**Records about charts and figures**
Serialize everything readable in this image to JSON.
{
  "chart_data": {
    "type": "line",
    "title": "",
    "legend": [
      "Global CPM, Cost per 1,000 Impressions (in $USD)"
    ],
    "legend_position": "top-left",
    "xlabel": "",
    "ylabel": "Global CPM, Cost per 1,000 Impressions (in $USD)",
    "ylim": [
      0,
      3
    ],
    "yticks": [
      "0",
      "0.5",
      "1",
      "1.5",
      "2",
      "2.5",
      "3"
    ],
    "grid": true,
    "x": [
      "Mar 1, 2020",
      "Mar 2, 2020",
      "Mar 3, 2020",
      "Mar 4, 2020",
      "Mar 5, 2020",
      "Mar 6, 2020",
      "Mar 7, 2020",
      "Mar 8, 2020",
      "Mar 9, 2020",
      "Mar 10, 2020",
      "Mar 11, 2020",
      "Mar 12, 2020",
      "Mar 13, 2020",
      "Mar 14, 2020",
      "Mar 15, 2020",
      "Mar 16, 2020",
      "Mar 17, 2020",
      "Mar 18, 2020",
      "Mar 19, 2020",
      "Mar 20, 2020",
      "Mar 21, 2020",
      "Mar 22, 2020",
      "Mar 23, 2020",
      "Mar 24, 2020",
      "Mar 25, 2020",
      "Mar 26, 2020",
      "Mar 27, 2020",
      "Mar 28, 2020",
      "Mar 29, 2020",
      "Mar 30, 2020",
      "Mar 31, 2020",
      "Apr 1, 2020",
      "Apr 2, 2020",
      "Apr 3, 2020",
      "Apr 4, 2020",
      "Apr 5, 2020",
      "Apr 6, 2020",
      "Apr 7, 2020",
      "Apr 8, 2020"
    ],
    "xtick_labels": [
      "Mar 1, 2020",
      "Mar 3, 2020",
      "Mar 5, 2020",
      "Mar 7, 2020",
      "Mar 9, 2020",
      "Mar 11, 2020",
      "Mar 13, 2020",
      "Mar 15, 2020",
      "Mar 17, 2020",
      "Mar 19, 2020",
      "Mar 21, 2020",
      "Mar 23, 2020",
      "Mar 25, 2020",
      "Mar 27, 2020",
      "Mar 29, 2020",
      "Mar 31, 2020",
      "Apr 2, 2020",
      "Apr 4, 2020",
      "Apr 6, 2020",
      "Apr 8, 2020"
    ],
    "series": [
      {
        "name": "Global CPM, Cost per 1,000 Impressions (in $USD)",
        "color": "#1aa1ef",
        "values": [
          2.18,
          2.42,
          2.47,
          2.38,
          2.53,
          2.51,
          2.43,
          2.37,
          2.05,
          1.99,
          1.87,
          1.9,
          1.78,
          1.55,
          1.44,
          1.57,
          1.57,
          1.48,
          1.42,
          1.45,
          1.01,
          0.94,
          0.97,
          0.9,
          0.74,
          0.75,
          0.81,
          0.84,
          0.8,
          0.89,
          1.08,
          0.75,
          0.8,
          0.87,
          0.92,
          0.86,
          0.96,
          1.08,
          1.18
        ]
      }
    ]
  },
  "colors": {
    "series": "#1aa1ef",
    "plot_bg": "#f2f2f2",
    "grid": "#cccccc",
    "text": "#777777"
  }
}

**TO BE DONE**
Locate the lines above that hold the word "Cost". Show every one of them.

**WORKED SOLUTION**
      "Global CPM, Cost per 1,000 Impressions (in $USD)"
    "ylabel": "Global CPM, Cost per 1,000 Impressions (in $USD)",
        "name": "Global CPM, Cost per 1,000 Impressions (in $USD)",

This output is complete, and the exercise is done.